┌──

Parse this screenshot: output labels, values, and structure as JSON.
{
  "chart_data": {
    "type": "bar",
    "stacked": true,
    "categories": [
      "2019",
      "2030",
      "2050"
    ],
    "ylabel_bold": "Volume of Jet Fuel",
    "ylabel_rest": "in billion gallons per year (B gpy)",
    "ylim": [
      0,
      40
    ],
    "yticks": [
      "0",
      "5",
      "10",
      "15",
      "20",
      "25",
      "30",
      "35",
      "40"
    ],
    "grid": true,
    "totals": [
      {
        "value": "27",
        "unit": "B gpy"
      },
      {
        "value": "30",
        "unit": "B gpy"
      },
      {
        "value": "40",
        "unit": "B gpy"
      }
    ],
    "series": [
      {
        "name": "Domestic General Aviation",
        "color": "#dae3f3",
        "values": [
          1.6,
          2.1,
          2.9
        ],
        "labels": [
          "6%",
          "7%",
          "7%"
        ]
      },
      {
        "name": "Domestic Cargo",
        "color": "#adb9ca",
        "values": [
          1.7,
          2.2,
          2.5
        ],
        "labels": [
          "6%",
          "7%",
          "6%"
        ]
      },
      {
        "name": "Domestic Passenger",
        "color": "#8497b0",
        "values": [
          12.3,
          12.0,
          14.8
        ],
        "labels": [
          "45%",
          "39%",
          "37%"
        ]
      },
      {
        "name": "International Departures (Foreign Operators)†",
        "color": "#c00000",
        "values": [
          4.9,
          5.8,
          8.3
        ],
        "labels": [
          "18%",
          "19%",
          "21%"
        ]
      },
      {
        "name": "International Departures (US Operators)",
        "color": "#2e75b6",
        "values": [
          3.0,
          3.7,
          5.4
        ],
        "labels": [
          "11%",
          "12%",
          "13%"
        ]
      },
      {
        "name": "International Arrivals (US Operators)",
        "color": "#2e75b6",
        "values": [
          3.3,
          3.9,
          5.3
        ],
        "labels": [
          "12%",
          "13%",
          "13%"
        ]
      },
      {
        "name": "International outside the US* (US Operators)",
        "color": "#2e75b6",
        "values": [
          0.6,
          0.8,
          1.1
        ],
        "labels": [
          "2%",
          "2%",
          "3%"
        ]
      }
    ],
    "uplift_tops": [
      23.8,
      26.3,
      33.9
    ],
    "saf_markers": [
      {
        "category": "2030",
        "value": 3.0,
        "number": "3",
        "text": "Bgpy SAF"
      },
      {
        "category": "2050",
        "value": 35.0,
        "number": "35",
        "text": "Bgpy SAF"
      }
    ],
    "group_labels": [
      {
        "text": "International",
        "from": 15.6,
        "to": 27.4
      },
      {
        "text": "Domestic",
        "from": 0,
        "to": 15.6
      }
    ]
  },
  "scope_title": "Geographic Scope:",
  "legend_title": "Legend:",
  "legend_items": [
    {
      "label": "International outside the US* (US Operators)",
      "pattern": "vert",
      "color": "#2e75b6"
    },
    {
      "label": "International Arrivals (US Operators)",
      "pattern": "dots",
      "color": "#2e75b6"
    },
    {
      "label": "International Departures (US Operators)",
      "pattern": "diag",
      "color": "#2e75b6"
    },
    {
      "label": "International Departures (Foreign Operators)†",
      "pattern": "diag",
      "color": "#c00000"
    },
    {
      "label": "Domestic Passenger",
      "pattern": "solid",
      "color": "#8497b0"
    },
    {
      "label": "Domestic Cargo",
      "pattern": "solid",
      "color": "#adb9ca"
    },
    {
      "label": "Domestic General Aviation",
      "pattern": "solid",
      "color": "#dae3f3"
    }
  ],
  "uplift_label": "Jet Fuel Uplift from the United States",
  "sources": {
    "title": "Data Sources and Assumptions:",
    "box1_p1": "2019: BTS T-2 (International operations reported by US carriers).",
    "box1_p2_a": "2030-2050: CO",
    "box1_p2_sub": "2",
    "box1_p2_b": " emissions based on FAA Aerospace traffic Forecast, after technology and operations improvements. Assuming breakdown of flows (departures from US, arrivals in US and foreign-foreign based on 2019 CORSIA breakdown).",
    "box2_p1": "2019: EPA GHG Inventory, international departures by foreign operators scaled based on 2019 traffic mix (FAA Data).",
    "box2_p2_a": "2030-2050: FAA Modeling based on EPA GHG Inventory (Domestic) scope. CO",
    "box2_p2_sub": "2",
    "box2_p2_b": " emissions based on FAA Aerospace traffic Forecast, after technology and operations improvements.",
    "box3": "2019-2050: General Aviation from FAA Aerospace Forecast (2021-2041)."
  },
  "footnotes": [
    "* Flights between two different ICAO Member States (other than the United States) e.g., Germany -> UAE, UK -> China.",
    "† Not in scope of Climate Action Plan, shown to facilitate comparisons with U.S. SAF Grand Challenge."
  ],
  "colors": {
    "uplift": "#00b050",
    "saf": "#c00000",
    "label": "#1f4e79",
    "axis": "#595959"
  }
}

└──

◆ EXERCISE TASK: Count how many lines above include the word "traffic" and answer with that figure only.

◆ TASK SOLUTION: 3